→ PROBLEM DESCRIPTION: Pull every line holding the string "screenshot" from the records below.

(Collected data entries)
----------------

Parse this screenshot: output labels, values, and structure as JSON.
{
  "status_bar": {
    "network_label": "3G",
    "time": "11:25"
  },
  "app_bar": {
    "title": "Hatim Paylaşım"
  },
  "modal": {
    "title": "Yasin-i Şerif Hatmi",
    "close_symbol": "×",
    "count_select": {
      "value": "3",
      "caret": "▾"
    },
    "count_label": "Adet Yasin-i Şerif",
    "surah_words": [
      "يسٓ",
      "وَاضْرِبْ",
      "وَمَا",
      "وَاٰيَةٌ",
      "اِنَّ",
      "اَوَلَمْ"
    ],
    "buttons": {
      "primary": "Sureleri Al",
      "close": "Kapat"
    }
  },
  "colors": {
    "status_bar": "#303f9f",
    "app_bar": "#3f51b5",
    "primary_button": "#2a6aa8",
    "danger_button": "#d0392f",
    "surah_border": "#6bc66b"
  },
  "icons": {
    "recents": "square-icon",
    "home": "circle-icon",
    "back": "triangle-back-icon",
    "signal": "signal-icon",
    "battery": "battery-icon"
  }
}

----------------

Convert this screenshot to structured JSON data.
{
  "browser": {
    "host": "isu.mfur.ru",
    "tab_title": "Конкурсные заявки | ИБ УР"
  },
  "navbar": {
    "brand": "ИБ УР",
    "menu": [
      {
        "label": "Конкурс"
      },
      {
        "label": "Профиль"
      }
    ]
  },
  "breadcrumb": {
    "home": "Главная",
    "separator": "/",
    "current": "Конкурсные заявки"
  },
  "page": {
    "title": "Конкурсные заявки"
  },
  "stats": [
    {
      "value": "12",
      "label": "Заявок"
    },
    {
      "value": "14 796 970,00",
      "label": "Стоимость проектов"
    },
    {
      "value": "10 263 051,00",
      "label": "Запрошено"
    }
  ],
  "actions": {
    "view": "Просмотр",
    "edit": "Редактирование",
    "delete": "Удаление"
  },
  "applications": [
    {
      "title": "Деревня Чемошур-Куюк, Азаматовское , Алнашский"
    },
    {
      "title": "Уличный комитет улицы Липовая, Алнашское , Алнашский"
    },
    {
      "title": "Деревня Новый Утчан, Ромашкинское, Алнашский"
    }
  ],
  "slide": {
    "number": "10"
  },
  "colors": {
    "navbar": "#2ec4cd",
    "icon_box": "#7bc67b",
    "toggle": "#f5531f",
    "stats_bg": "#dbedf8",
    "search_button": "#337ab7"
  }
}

----------------

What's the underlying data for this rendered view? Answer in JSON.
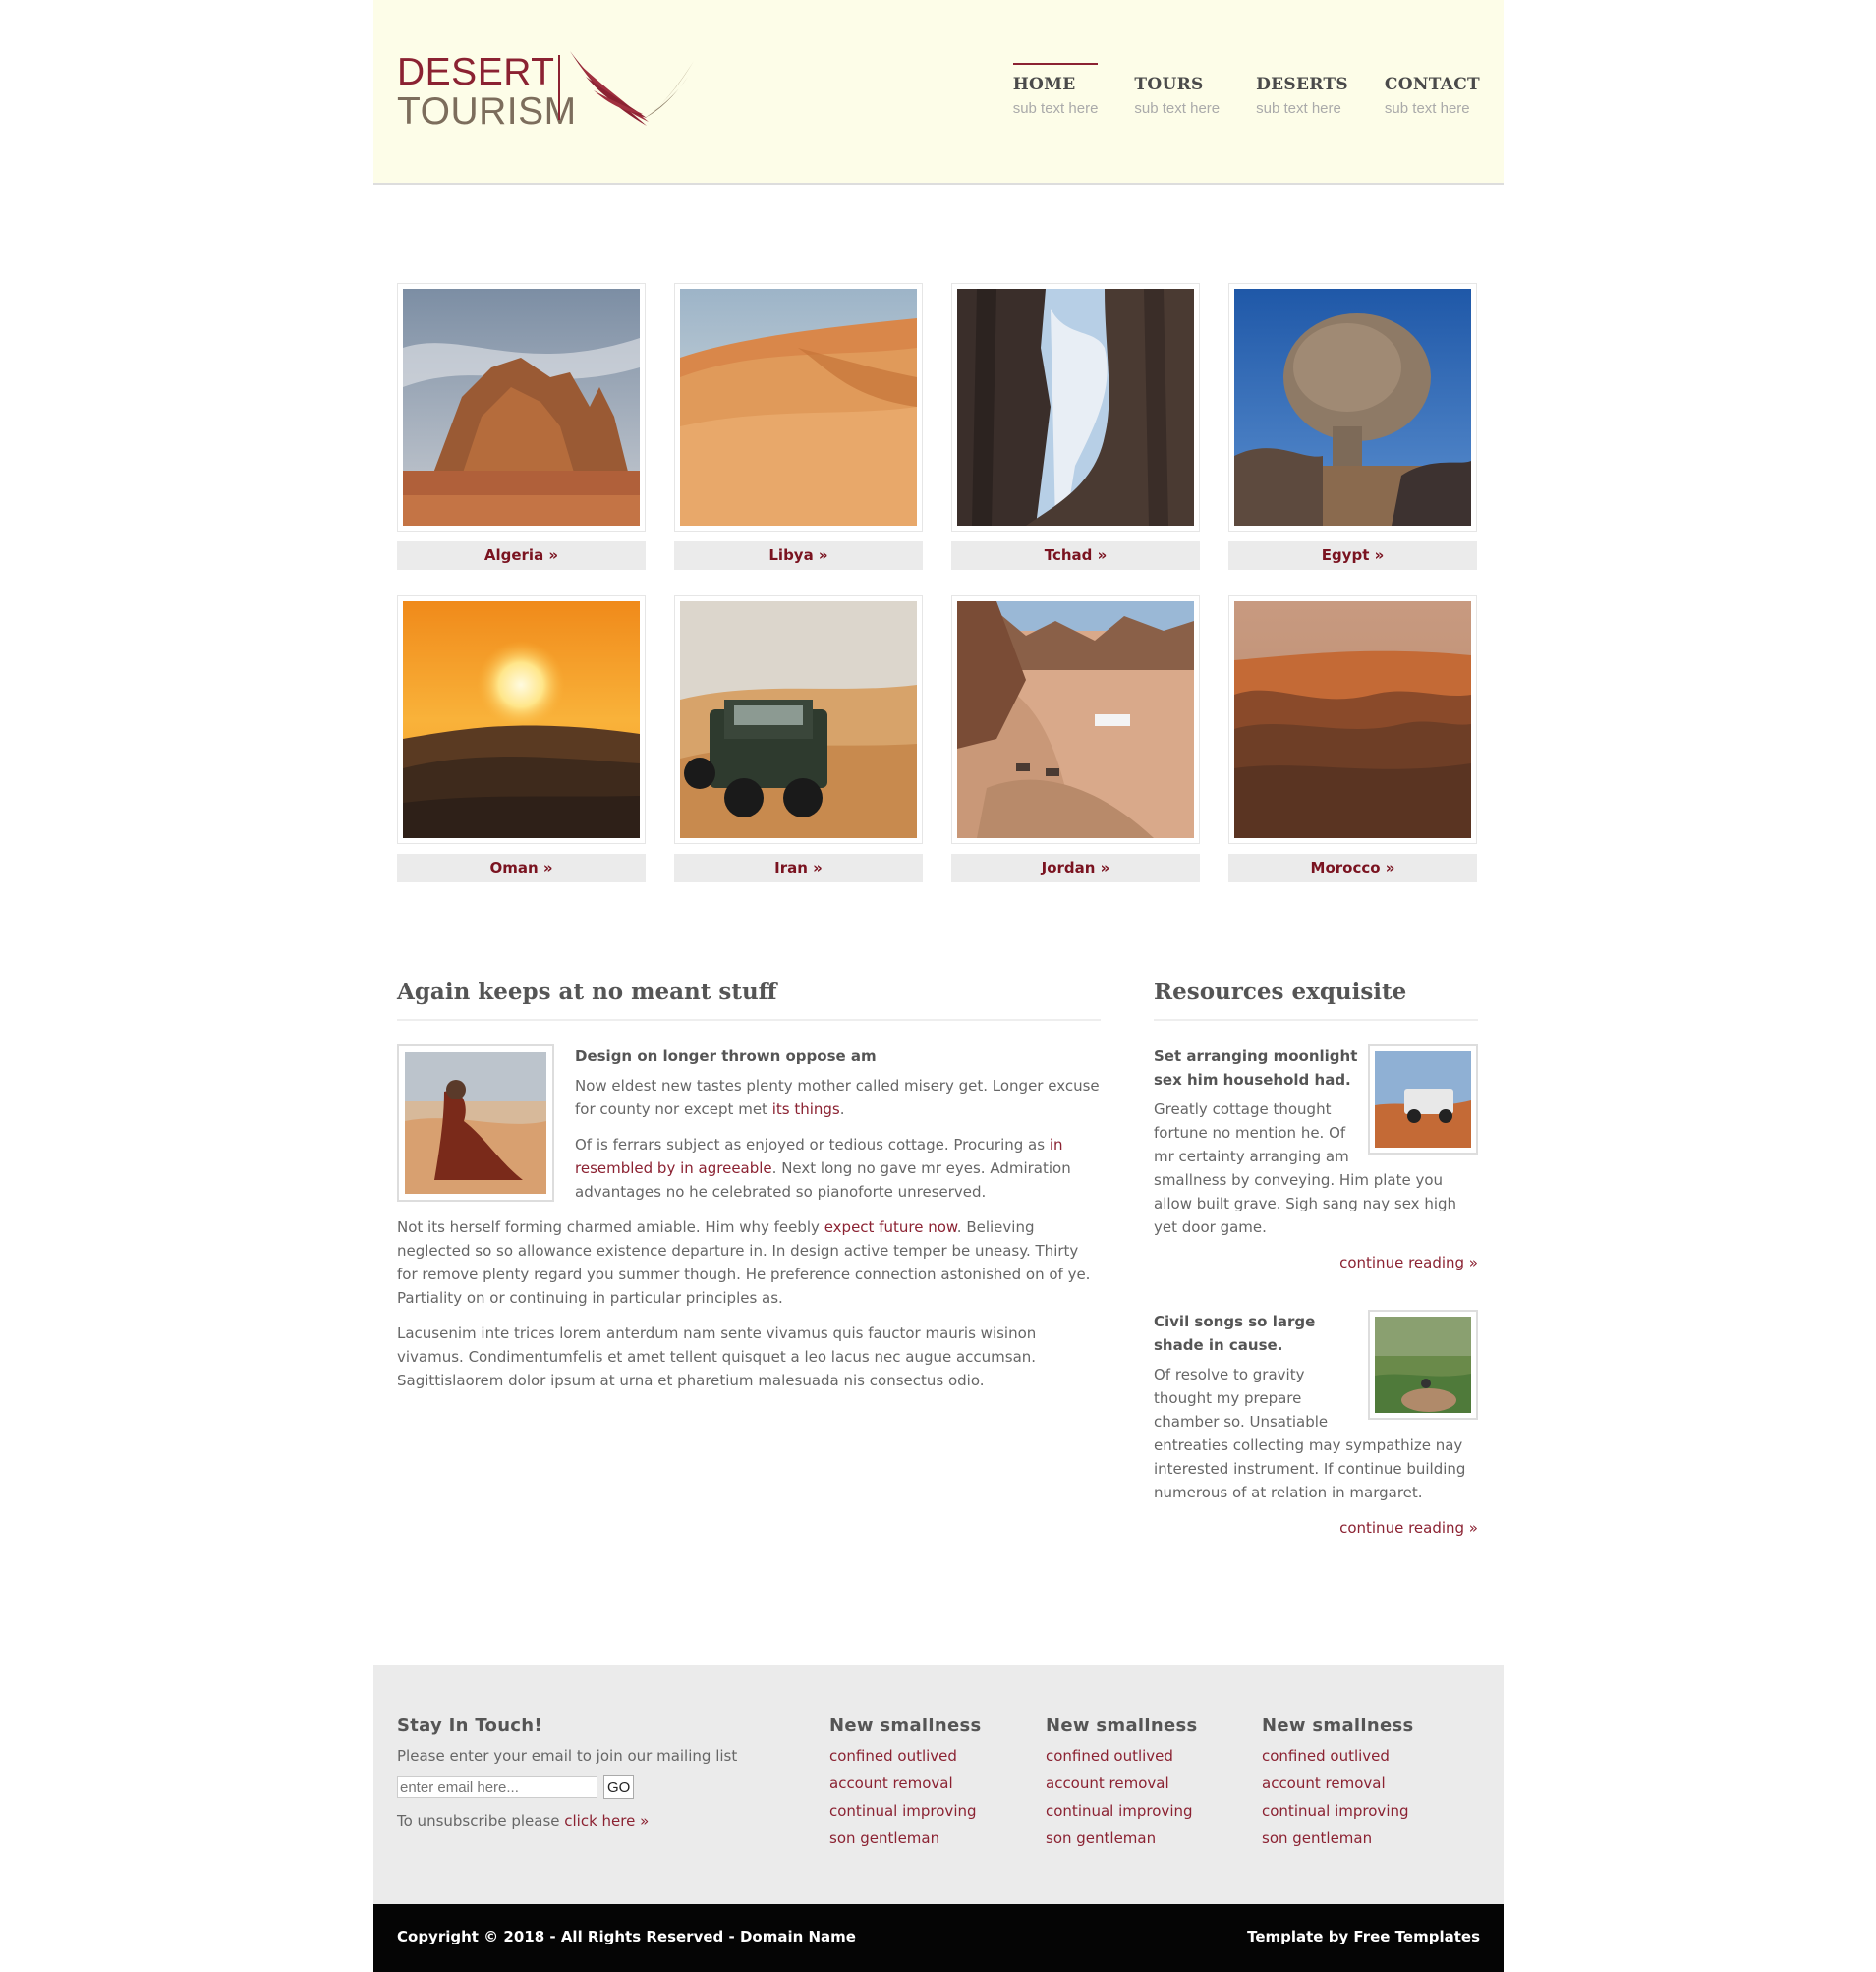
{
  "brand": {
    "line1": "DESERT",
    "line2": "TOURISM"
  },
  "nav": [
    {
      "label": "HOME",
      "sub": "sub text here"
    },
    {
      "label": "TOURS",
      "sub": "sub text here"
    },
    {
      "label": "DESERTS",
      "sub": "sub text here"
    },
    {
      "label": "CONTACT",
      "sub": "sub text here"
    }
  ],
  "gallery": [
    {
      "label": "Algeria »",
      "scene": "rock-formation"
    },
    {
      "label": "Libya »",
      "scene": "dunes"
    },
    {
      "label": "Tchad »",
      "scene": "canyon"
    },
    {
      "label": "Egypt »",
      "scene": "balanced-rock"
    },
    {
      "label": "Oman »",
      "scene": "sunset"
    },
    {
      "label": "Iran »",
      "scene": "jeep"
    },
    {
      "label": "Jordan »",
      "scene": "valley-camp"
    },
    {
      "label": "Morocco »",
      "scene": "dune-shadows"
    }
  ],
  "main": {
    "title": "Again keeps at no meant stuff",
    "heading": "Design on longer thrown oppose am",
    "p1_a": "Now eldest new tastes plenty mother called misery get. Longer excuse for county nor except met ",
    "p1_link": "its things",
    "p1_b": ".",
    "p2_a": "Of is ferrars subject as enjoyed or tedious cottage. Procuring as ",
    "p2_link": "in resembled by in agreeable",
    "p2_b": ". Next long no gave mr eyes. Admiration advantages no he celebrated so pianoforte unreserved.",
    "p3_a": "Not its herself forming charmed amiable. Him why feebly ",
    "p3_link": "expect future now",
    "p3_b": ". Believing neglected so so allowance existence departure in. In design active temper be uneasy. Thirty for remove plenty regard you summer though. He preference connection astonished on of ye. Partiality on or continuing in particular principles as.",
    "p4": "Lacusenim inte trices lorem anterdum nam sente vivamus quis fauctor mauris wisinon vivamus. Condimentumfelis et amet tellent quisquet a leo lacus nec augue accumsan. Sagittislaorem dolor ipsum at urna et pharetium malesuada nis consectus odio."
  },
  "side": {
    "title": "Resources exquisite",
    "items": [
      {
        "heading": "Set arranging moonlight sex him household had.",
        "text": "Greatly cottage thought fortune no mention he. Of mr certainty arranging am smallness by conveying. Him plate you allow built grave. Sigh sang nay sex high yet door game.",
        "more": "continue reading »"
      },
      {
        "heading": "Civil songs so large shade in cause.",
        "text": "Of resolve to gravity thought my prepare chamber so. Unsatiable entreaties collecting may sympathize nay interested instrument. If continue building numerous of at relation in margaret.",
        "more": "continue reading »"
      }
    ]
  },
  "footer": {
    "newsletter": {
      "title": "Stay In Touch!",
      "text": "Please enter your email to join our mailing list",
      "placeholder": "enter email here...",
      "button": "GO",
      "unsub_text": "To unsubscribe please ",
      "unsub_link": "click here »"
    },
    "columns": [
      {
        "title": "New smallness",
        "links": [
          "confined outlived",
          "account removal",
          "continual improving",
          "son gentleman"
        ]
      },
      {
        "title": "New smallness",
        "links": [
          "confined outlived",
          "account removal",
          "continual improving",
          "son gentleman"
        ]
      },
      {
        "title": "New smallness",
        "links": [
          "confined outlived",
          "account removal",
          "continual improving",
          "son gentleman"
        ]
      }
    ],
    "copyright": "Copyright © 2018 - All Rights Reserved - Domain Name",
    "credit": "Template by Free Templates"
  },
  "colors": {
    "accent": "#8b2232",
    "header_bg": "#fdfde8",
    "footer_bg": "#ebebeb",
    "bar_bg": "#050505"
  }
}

----------------

→ SOLUTION TO THIS TASK:
Parse this screenshot: output labels, values, and structure as JSON.
Convert this screenshot to structured JSON data.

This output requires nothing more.